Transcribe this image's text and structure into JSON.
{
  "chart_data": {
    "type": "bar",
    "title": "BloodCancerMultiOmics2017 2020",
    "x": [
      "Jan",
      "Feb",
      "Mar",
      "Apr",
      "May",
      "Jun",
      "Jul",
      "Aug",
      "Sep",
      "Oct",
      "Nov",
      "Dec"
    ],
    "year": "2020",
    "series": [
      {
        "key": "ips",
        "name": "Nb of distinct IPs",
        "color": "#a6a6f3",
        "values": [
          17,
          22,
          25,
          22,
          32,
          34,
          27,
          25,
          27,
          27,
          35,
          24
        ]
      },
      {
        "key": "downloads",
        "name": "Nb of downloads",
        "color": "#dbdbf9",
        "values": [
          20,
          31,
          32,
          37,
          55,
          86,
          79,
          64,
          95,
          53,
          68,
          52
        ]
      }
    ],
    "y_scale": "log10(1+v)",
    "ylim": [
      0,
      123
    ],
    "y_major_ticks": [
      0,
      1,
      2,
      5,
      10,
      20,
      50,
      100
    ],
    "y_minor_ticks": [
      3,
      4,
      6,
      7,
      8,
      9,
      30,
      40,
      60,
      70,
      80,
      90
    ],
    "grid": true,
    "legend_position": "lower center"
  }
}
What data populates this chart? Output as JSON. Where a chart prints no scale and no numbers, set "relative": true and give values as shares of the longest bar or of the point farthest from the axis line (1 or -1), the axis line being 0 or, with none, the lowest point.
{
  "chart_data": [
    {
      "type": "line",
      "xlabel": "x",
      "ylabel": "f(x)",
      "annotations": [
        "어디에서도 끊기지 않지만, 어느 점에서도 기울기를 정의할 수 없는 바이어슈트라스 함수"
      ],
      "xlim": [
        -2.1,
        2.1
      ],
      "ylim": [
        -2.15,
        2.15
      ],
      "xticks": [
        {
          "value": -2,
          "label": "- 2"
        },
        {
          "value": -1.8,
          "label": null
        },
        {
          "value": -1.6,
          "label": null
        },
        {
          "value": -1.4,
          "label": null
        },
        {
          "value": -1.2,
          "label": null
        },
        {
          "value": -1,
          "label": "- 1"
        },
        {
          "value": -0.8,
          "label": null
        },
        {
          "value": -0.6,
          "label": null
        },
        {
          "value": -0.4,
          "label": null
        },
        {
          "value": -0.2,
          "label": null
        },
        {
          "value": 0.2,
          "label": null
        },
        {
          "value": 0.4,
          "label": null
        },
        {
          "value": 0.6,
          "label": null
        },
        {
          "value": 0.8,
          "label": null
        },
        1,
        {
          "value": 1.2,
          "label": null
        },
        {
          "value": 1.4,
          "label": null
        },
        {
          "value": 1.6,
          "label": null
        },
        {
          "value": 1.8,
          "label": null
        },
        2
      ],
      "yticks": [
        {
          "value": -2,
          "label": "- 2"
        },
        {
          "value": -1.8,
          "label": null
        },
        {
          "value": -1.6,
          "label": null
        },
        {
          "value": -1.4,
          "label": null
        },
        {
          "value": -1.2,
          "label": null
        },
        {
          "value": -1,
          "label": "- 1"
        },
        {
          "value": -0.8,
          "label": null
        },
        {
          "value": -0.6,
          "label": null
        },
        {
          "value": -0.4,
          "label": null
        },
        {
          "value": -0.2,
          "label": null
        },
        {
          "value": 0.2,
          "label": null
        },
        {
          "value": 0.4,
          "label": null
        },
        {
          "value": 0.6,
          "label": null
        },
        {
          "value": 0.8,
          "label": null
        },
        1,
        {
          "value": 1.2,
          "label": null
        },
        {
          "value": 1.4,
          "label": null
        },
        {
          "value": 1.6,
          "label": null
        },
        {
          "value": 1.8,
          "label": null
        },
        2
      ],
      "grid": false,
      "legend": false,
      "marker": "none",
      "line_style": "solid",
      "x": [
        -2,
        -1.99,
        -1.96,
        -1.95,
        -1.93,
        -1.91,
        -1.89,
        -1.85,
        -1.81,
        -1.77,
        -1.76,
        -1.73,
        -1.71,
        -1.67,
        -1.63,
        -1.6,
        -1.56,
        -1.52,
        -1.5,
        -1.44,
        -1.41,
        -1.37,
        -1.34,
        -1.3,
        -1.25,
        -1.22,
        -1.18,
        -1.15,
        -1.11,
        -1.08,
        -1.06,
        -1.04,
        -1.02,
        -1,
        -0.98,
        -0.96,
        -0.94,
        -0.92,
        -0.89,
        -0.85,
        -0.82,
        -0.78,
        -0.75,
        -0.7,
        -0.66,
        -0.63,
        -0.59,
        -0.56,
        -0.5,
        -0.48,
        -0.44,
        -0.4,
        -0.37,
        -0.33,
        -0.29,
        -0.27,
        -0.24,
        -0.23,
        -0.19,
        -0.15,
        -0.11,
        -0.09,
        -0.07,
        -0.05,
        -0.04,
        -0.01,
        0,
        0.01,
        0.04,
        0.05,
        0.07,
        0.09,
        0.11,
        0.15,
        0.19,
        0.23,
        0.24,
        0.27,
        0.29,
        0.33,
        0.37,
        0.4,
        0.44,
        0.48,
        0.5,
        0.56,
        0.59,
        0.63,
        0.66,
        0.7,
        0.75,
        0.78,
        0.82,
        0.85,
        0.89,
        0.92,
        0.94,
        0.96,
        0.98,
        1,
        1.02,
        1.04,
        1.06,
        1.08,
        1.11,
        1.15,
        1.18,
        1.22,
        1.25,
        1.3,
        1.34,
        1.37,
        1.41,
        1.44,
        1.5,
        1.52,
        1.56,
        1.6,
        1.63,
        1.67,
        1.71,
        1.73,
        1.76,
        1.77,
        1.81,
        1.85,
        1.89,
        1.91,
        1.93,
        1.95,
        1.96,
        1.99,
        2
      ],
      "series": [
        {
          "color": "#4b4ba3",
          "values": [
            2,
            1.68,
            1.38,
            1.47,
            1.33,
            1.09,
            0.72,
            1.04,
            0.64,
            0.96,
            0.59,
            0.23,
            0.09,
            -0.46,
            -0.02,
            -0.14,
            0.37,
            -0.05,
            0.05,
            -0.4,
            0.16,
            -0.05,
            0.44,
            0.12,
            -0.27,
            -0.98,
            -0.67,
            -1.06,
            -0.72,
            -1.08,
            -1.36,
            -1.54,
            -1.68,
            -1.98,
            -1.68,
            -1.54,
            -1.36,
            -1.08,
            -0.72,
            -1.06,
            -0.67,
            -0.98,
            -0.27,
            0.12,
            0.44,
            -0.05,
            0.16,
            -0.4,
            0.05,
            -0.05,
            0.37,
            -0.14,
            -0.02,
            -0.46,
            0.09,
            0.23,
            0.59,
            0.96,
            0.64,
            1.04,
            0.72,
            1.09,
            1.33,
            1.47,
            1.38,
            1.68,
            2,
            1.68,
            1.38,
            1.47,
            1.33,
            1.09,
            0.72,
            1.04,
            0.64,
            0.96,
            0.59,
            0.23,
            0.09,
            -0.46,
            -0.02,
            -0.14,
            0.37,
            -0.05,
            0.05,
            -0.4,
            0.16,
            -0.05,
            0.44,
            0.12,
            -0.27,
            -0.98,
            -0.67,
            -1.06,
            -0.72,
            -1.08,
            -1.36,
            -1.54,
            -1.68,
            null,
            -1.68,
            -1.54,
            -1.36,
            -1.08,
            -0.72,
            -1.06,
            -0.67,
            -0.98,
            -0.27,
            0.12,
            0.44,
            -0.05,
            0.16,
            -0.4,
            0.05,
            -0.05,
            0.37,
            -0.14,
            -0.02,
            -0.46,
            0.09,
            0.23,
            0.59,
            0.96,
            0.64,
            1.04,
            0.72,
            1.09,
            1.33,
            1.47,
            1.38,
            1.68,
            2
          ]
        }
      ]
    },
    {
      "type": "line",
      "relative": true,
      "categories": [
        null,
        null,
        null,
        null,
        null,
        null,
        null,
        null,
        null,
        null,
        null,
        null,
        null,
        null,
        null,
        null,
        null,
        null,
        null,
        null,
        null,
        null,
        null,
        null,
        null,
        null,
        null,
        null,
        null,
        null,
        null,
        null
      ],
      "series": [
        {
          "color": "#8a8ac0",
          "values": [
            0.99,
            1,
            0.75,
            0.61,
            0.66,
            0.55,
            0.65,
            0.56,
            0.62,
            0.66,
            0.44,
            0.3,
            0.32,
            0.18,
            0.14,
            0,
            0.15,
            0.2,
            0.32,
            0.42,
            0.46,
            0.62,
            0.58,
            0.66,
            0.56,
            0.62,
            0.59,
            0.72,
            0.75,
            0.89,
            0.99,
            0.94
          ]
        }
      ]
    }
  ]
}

• **Your task**: Gather each line that holds "relative".

• **Reply**:
What data populates this chart? Output as JSON. Where a chart prints no scale and no numbers, set "relative": true and give values as shares of the longest bar or of the point farthest from the axis line (1 or -1), the axis line being 0 or, with none, the lowest point.
      "relative": true,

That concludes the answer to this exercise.